» What to do:
Leave out the pictures; transcribe all else exactly.

+++ Records to process

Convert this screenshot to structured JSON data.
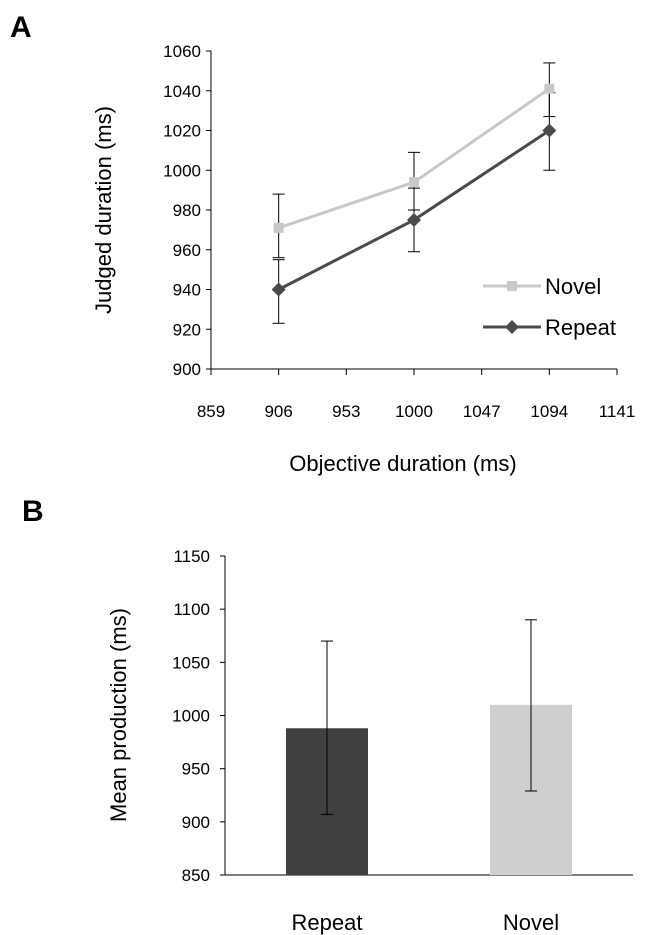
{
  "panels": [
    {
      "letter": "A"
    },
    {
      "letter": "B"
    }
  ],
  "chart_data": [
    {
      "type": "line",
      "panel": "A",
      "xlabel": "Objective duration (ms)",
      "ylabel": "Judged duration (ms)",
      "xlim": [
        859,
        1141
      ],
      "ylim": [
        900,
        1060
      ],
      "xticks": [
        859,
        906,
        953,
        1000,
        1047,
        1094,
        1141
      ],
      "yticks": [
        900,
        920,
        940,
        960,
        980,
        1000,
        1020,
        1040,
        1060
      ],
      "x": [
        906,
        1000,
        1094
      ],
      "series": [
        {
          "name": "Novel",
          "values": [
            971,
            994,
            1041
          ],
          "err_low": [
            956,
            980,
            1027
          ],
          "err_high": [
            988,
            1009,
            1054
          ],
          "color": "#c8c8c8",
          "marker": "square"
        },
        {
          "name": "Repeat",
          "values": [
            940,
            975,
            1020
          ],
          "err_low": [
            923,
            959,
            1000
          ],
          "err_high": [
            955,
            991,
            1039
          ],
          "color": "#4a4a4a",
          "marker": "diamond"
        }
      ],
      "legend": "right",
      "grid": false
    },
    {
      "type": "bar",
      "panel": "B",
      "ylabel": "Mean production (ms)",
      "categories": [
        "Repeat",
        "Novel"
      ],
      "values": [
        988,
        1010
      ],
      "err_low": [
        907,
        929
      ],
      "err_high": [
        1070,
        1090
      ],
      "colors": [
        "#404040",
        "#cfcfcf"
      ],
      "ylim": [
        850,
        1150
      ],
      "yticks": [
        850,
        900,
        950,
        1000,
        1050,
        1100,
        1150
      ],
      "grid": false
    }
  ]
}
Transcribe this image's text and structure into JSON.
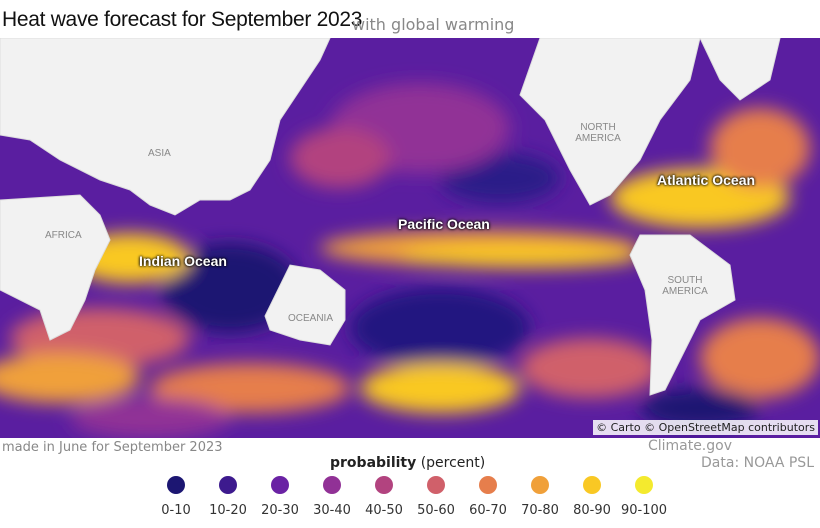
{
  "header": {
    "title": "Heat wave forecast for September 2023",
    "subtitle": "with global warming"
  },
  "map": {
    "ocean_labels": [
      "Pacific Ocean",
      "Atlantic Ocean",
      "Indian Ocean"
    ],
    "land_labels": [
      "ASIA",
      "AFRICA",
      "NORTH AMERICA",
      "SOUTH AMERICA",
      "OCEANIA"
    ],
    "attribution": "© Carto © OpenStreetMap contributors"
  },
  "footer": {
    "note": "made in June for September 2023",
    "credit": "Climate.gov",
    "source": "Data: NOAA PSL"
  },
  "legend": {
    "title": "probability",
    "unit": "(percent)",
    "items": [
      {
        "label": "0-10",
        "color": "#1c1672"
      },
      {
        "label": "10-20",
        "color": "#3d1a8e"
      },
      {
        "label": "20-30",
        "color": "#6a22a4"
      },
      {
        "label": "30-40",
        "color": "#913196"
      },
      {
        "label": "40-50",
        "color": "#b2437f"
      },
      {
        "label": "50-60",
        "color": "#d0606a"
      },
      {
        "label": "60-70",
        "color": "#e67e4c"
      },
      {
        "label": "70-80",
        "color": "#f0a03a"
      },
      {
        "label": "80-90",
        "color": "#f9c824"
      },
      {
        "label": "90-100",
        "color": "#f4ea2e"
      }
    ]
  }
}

++++++

» Problem solution:
Convert this screenshot to structured JSON data.
{
  "panels": [
    {
      "letter": "A"
    },
    {
      "letter": "B"
    }
  ],
  "chart_data": [
    {
      "type": "line",
      "panel": "A",
      "xlabel": "Objective duration (ms)",
      "ylabel": "Judged duration (ms)",
      "xlim": [
        859,
        1141
      ],
      "ylim": [
        900,
        1060
      ],
      "xticks": [
        859,
        906,
        953,
        1000,
        1047,
        1094,
        1141
      ],
      "yticks": [
        900,
        920,
        940,
        960,
        980,
        1000,
        1020,
        1040,
        1060
      ],
      "x": [
        906,
        1000,
        1094
      ],
      "series": [
        {
          "name": "Novel",
          "values": [
            971,
            994,
            1041
          ],
          "err_low": [
            956,
            980,
            1027
          ],
          "err_high": [
            988,
            1009,
            1054
          ],
          "color": "#c8c8c8",
          "marker": "square"
        },
        {
          "name": "Repeat",
          "values": [
            940,
            975,
            1020
          ],
          "err_low": [
            923,
            959,
            1000
          ],
          "err_high": [
            955,
            991,
            1039
          ],
          "color": "#4a4a4a",
          "marker": "diamond"
        }
      ],
      "legend": "right",
      "grid": false
    },
    {
      "type": "bar",
      "panel": "B",
      "ylabel": "Mean production (ms)",
      "categories": [
        "Repeat",
        "Novel"
      ],
      "values": [
        988,
        1010
      ],
      "err_low": [
        907,
        929
      ],
      "err_high": [
        1070,
        1090
      ],
      "colors": [
        "#404040",
        "#cfcfcf"
      ],
      "ylim": [
        850,
        1150
      ],
      "yticks": [
        850,
        900,
        950,
        1000,
        1050,
        1100,
        1150
      ],
      "grid": false
    }
  ]
}
Transcribe this image's text and structure into JSON.
{
  "header": {
    "title": "Heat wave forecast for September 2023",
    "subtitle": "with global warming"
  },
  "map": {
    "ocean_labels": [
      "Pacific Ocean",
      "Atlantic Ocean",
      "Indian Ocean"
    ],
    "land_labels": [
      "ASIA",
      "AFRICA",
      "NORTH AMERICA",
      "SOUTH AMERICA",
      "OCEANIA"
    ],
    "attribution": "© Carto © OpenStreetMap contributors"
  },
  "footer": {
    "note": "made in June for September 2023",
    "credit": "Climate.gov",
    "source": "Data: NOAA PSL"
  },
  "legend": {
    "title": "probability",
    "unit": "(percent)",
    "items": [
      {
        "label": "0-10",
        "color": "#1c1672"
      },
      {
        "label": "10-20",
        "color": "#3d1a8e"
      },
      {
        "label": "20-30",
        "color": "#6a22a4"
      },
      {
        "label": "30-40",
        "color": "#913196"
      },
      {
        "label": "40-50",
        "color": "#b2437f"
      },
      {
        "label": "50-60",
        "color": "#d0606a"
      },
      {
        "label": "60-70",
        "color": "#e67e4c"
      },
      {
        "label": "70-80",
        "color": "#f0a03a"
      },
      {
        "label": "80-90",
        "color": "#f9c824"
      },
      {
        "label": "90-100",
        "color": "#f4ea2e"
      }
    ]
  }
}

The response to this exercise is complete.